Available data:
** begin **

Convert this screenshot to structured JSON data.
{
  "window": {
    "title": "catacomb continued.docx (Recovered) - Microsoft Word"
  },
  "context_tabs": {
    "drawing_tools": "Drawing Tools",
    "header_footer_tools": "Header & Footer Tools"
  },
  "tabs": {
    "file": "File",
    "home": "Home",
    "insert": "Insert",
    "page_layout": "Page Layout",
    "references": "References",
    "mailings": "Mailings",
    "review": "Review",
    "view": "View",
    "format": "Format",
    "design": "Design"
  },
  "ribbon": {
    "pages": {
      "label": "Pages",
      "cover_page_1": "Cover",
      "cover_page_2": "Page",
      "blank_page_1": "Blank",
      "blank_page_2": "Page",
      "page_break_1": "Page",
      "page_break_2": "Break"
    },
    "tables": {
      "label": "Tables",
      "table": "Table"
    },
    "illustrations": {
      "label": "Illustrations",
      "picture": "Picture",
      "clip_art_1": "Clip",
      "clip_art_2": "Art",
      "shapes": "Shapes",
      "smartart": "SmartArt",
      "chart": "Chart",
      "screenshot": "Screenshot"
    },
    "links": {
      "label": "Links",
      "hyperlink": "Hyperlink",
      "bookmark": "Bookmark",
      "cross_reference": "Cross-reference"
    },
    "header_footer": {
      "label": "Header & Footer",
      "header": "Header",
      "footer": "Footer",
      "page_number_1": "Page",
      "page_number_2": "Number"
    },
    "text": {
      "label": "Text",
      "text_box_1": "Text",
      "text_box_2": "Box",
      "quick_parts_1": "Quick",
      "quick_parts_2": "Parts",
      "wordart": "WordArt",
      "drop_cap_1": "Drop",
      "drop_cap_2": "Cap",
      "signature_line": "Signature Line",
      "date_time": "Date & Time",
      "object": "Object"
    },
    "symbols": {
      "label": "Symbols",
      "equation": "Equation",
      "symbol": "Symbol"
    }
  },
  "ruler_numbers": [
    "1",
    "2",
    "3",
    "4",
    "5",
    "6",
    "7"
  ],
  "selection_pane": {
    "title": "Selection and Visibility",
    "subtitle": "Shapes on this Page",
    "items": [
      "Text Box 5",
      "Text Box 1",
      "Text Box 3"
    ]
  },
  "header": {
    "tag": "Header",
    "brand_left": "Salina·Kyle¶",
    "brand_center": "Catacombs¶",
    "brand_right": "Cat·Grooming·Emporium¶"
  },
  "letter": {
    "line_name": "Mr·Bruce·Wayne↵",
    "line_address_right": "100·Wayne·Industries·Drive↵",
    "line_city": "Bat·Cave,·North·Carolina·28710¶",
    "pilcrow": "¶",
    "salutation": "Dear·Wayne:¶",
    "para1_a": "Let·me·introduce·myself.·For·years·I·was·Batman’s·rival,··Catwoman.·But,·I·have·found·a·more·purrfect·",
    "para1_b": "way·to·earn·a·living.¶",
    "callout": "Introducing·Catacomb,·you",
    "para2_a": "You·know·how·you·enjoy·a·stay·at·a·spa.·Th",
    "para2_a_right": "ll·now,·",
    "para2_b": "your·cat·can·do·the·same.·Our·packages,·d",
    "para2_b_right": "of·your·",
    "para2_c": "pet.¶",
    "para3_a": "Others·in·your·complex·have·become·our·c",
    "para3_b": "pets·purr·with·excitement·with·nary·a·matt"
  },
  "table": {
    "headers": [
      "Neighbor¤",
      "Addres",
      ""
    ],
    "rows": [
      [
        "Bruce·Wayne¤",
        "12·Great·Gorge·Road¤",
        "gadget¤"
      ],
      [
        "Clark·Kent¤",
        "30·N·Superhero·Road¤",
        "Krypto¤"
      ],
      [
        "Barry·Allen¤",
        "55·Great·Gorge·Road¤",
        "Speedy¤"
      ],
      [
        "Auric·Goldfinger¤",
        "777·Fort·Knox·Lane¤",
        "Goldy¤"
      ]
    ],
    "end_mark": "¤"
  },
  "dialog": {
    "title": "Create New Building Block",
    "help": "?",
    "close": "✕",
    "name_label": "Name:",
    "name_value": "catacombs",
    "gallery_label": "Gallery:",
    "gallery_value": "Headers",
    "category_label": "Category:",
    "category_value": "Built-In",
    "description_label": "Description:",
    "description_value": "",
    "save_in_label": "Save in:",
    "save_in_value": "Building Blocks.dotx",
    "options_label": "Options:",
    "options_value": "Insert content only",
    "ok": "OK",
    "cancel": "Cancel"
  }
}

** end **

Instruction: Return the listing above in its exact form.

Response to this exercise:
Convert this screenshot to structured JSON data.
{
  "window": {
    "title": "catacomb continued.docx (Recovered) - Microsoft Word"
  },
  "context_tabs": {
    "drawing_tools": "Drawing Tools",
    "header_footer_tools": "Header & Footer Tools"
  },
  "tabs": {
    "file": "File",
    "home": "Home",
    "insert": "Insert",
    "page_layout": "Page Layout",
    "references": "References",
    "mailings": "Mailings",
    "review": "Review",
    "view": "View",
    "format": "Format",
    "design": "Design"
  },
  "ribbon": {
    "pages": {
      "label": "Pages",
      "cover_page_1": "Cover",
      "cover_page_2": "Page",
      "blank_page_1": "Blank",
      "blank_page_2": "Page",
      "page_break_1": "Page",
      "page_break_2": "Break"
    },
    "tables": {
      "label": "Tables",
      "table": "Table"
    },
    "illustrations": {
      "label": "Illustrations",
      "picture": "Picture",
      "clip_art_1": "Clip",
      "clip_art_2": "Art",
      "shapes": "Shapes",
      "smartart": "SmartArt",
      "chart": "Chart",
      "screenshot": "Screenshot"
    },
    "links": {
      "label": "Links",
      "hyperlink": "Hyperlink",
      "bookmark": "Bookmark",
      "cross_reference": "Cross-reference"
    },
    "header_footer": {
      "label": "Header & Footer",
      "header": "Header",
      "footer": "Footer",
      "page_number_1": "Page",
      "page_number_2": "Number"
    },
    "text": {
      "label": "Text",
      "text_box_1": "Text",
      "text_box_2": "Box",
      "quick_parts_1": "Quick",
      "quick_parts_2": "Parts",
      "wordart": "WordArt",
      "drop_cap_1": "Drop",
      "drop_cap_2": "Cap",
      "signature_line": "Signature Line",
      "date_time": "Date & Time",
      "object": "Object"
    },
    "symbols": {
      "label": "Symbols",
      "equation": "Equation",
      "symbol": "Symbol"
    }
  },
  "ruler_numbers": [
    "1",
    "2",
    "3",
    "4",
    "5",
    "6",
    "7"
  ],
  "selection_pane": {
    "title": "Selection and Visibility",
    "subtitle": "Shapes on this Page",
    "items": [
      "Text Box 5",
      "Text Box 1",
      "Text Box 3"
    ]
  },
  "header": {
    "tag": "Header",
    "brand_left": "Salina·Kyle¶",
    "brand_center": "Catacombs¶",
    "brand_right": "Cat·Grooming·Emporium¶"
  },
  "letter": {
    "line_name": "Mr·Bruce·Wayne↵",
    "line_address_right": "100·Wayne·Industries·Drive↵",
    "line_city": "Bat·Cave,·North·Carolina·28710¶",
    "pilcrow": "¶",
    "salutation": "Dear·Wayne:¶",
    "para1_a": "Let·me·introduce·myself.·For·years·I·was·Batman’s·rival,··Catwoman.·But,·I·have·found·a·more·purrfect·",
    "para1_b": "way·to·earn·a·living.¶",
    "callout": "Introducing·Catacomb,·you",
    "para2_a": "You·know·how·you·enjoy·a·stay·at·a·spa.·Th",
    "para2_a_right": "ll·now,·",
    "para2_b": "your·cat·can·do·the·same.·Our·packages,·d",
    "para2_b_right": "of·your·",
    "para2_c": "pet.¶",
    "para3_a": "Others·in·your·complex·have·become·our·c",
    "para3_b": "pets·purr·with·excitement·with·nary·a·matt"
  },
  "table": {
    "headers": [
      "Neighbor¤",
      "Addres",
      ""
    ],
    "rows": [
      [
        "Bruce·Wayne¤",
        "12·Great·Gorge·Road¤",
        "gadget¤"
      ],
      [
        "Clark·Kent¤",
        "30·N·Superhero·Road¤",
        "Krypto¤"
      ],
      [
        "Barry·Allen¤",
        "55·Great·Gorge·Road¤",
        "Speedy¤"
      ],
      [
        "Auric·Goldfinger¤",
        "777·Fort·Knox·Lane¤",
        "Goldy¤"
      ]
    ],
    "end_mark": "¤"
  },
  "dialog": {
    "title": "Create New Building Block",
    "help": "?",
    "close": "✕",
    "name_label": "Name:",
    "name_value": "catacombs",
    "gallery_label": "Gallery:",
    "gallery_value": "Headers",
    "category_label": "Category:",
    "category_value": "Built-In",
    "description_label": "Description:",
    "description_value": "",
    "save_in_label": "Save in:",
    "save_in_value": "Building Blocks.dotx",
    "options_label": "Options:",
    "options_value": "Insert content only",
    "ok": "OK",
    "cancel": "Cancel"
  }
}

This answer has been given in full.